:: ENTRIES PROVIDED
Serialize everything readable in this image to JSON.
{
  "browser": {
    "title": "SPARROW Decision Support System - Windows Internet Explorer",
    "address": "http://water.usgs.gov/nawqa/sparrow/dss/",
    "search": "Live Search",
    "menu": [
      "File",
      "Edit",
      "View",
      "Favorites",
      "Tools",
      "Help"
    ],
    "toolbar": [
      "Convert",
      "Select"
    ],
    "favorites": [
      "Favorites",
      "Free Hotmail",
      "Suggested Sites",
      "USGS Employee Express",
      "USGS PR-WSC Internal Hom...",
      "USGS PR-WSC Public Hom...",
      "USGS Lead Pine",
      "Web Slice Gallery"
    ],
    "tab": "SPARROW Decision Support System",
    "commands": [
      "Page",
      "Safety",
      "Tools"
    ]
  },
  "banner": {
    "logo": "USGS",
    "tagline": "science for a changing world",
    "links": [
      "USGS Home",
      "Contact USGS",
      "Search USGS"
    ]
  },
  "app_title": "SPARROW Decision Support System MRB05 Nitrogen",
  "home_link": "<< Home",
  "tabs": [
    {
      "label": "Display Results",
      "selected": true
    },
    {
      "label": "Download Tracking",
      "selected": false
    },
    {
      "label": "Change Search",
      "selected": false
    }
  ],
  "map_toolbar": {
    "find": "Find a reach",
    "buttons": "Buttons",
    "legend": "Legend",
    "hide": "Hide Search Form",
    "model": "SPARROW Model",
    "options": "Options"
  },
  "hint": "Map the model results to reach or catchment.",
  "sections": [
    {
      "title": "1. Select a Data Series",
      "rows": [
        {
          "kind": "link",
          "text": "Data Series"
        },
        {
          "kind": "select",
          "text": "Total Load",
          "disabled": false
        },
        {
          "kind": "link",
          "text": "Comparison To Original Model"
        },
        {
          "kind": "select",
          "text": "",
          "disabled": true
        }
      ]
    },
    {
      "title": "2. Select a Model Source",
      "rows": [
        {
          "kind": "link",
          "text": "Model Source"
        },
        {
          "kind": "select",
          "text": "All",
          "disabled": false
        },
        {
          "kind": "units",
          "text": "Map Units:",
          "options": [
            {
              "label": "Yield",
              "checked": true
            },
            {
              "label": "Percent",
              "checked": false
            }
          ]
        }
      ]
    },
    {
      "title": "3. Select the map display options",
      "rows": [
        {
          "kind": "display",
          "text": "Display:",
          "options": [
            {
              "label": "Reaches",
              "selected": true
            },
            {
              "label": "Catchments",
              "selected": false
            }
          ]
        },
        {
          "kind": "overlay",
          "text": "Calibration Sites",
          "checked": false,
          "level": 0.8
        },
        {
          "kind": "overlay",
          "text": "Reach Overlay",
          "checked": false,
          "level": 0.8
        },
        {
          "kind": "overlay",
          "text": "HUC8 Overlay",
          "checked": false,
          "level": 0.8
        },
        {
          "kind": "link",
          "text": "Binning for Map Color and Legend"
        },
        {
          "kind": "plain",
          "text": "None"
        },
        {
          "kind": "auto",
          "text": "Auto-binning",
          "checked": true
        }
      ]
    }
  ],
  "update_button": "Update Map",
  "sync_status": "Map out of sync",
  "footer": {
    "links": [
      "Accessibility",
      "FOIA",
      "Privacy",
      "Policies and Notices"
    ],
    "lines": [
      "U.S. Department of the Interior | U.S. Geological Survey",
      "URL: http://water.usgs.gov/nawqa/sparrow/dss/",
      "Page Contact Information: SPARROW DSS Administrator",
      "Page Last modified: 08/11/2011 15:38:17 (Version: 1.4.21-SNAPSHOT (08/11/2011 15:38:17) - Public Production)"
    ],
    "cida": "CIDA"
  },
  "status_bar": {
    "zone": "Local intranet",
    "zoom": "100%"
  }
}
::::
» EXERCISE INSTRUCTIONS:
Locate all lines holding the word "Page", then copy them out.

» FULL OUTPUT:
      "Page",
      "Page Contact Information: SPARROW DSS Administrator",
      "Page Last modified: 08/11/2011 15:38:17 (Version: 1.4.21-SNAPSHOT (08/11/2011 15:38:17) - Public Production)"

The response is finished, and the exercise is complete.